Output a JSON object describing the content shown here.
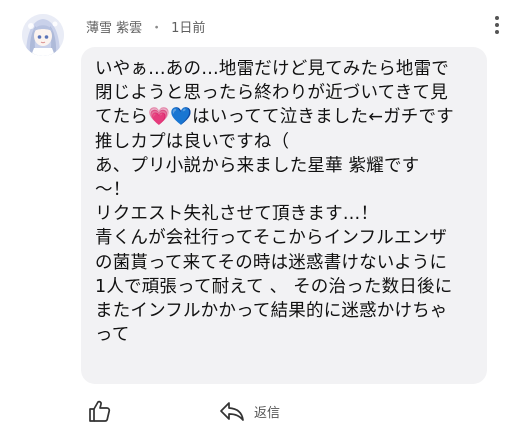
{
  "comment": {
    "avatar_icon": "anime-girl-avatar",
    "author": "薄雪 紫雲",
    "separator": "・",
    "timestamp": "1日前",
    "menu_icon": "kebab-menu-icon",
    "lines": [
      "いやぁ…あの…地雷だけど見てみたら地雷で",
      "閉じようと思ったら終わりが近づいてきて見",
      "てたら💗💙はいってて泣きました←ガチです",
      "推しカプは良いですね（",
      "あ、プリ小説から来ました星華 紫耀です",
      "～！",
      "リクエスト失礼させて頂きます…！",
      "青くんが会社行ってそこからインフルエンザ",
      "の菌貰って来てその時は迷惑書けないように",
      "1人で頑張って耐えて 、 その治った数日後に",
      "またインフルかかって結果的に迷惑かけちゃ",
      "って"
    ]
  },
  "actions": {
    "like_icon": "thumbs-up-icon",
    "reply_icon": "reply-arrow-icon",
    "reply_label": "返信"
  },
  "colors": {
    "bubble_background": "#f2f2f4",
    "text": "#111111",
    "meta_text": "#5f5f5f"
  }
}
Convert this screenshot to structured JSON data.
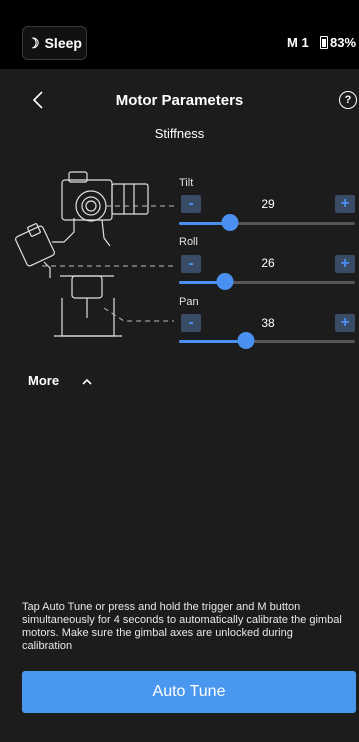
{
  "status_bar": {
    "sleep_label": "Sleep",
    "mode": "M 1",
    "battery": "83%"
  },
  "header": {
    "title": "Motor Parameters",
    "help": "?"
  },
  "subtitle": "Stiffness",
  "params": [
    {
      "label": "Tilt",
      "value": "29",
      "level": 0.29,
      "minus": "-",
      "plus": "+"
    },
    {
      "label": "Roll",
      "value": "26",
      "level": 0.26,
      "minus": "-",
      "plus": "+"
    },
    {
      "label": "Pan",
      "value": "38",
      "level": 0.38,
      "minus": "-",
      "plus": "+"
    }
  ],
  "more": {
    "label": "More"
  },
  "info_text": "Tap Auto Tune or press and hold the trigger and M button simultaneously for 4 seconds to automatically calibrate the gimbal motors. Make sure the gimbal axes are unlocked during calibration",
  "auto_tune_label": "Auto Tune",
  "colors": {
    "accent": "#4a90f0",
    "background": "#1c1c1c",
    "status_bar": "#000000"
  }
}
..............................
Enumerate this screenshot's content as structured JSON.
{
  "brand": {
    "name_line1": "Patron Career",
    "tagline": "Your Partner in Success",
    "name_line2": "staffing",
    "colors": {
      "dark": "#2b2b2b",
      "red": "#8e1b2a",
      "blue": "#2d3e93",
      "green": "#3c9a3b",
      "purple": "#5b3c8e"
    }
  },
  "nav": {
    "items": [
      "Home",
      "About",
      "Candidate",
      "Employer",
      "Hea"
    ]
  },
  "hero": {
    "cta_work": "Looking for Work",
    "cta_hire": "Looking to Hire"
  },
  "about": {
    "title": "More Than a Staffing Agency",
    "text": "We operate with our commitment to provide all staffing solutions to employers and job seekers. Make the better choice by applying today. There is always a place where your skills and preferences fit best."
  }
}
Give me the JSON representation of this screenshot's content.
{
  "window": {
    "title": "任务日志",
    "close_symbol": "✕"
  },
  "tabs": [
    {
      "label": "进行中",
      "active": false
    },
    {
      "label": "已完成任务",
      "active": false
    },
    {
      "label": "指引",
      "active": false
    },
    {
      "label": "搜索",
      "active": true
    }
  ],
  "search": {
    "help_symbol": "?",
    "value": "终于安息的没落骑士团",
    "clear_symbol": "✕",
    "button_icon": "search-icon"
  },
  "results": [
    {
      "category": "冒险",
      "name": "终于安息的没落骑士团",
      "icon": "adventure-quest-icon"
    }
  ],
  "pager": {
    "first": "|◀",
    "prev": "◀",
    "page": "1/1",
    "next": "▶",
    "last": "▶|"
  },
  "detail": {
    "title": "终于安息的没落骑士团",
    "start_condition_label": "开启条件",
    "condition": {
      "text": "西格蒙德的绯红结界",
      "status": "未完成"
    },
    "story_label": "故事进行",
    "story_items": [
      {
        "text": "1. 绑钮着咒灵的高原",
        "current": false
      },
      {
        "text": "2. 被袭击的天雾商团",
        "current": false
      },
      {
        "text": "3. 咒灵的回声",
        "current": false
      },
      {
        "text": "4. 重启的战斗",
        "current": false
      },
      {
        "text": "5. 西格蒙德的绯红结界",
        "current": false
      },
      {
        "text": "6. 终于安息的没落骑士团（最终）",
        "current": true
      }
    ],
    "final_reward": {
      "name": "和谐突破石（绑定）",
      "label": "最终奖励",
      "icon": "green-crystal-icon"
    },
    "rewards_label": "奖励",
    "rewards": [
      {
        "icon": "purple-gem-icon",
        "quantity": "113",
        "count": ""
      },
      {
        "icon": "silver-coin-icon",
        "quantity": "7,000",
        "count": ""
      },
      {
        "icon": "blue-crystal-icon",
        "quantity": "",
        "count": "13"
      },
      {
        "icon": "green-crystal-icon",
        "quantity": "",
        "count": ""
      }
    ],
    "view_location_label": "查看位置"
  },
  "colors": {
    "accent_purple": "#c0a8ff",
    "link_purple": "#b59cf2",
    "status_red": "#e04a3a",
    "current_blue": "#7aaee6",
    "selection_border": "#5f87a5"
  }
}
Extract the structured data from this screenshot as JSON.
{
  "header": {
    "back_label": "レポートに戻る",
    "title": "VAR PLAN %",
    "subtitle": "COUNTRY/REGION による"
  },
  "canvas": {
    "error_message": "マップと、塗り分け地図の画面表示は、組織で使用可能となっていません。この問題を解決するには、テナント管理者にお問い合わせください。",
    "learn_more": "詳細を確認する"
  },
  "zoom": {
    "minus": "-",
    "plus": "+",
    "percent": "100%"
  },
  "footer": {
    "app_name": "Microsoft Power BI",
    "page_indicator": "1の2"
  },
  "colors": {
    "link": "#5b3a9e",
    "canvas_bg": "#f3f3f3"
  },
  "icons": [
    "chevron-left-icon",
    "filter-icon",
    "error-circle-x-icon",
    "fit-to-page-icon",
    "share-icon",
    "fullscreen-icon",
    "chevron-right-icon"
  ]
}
..............................
What is being asked: From the data above, gather every line that includes the word "green".

Problem solution:
      "green": "#3c9a3b",
      "icon": "green-crystal-icon"
        "icon": "green-crystal-icon",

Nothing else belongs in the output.